## [THE PROBLEM]
Each line that holds the string "nida" counts once; say how many such lines there are and add nothing.

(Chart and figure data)
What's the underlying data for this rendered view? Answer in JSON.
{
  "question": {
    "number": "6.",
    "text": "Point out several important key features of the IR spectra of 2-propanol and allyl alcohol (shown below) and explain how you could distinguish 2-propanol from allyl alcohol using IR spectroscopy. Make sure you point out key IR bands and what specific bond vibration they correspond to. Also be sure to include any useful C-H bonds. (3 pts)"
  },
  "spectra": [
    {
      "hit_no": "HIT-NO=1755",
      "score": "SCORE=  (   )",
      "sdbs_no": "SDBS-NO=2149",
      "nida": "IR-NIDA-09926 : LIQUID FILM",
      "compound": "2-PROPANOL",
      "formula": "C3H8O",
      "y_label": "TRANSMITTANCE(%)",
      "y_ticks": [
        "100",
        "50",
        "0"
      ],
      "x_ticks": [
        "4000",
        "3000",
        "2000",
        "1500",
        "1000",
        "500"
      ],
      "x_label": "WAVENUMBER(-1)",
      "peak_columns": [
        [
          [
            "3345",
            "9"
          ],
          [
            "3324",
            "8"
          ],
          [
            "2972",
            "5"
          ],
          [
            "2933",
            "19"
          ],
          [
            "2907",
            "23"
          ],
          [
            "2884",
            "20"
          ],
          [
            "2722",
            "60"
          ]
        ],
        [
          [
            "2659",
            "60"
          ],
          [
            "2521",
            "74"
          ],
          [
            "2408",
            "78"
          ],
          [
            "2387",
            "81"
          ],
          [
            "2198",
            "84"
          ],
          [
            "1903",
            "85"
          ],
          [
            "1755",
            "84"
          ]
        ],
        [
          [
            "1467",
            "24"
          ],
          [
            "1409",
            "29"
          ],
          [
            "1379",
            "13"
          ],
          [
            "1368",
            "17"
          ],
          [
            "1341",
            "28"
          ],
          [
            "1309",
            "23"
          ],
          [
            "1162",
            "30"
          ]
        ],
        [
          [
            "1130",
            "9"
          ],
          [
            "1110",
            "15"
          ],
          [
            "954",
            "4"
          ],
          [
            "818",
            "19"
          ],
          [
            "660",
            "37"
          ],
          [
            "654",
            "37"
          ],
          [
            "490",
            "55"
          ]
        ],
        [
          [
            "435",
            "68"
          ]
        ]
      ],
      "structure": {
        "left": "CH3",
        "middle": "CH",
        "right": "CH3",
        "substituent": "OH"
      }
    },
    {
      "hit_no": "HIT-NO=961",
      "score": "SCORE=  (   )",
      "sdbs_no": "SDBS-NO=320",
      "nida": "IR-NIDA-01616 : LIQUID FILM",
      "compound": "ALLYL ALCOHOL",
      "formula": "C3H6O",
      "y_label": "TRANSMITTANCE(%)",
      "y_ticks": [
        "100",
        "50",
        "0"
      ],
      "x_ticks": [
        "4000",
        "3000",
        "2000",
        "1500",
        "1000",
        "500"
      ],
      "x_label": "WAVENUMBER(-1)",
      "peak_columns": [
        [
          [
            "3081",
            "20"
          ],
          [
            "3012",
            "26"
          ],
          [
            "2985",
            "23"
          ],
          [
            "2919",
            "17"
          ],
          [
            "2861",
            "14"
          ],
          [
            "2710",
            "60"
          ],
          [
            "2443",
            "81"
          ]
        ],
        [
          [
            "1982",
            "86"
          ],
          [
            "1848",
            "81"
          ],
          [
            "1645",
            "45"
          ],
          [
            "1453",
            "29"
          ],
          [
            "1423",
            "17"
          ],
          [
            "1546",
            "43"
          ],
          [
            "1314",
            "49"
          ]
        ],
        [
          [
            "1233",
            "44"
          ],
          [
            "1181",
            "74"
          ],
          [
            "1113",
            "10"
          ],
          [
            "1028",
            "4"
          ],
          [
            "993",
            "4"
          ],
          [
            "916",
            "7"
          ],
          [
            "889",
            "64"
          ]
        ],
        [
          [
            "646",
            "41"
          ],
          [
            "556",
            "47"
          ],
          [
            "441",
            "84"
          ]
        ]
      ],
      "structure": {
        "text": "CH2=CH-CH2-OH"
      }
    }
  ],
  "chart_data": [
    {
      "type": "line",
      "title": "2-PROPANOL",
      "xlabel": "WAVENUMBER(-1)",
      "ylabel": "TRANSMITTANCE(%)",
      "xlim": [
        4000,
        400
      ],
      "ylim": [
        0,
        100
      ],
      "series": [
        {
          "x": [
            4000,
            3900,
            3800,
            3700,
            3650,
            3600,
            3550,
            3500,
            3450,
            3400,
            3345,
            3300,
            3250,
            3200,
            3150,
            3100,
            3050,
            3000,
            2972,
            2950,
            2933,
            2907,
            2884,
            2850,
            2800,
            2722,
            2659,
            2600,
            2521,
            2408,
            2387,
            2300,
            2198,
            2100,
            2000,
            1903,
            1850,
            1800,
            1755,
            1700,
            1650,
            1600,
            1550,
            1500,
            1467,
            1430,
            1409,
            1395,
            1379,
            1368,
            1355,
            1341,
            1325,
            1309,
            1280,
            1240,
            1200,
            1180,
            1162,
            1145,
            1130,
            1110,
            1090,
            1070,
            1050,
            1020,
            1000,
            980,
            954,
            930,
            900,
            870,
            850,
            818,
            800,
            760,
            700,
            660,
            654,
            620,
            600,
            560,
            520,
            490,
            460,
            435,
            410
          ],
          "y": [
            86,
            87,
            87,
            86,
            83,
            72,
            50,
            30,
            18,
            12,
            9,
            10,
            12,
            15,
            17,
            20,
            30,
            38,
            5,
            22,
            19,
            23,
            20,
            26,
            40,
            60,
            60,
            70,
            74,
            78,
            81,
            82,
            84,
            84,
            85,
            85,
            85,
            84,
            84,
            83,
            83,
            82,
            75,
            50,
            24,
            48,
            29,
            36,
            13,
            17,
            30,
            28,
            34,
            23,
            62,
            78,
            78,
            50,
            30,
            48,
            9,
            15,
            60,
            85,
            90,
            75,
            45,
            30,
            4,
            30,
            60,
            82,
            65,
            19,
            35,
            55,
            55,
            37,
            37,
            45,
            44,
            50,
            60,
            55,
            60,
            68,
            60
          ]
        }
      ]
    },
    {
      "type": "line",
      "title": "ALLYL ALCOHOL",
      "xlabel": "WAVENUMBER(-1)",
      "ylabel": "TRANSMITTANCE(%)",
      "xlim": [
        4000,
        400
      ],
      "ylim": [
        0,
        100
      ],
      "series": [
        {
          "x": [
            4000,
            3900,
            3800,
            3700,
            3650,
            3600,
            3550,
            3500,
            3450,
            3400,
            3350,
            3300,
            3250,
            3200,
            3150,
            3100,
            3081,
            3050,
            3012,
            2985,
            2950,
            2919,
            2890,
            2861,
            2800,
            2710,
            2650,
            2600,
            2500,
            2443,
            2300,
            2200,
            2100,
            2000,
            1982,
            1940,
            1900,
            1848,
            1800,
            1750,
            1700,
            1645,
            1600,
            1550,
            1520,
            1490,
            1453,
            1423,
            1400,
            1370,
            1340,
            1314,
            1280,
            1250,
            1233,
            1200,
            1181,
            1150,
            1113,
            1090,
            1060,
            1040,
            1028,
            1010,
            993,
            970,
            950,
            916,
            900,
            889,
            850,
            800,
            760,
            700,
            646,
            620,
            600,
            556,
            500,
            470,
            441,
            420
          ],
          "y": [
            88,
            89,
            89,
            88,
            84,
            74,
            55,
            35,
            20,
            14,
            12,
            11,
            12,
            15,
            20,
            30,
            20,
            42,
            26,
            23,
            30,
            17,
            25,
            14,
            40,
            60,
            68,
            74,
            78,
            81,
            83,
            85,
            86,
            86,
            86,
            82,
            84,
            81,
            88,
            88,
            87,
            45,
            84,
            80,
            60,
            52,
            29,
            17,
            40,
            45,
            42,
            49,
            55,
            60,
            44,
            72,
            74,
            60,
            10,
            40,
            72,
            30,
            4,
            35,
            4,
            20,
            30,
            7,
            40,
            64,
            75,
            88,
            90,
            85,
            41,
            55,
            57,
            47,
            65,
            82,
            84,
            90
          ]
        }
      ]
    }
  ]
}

## [WRITTEN SOLUTION]
2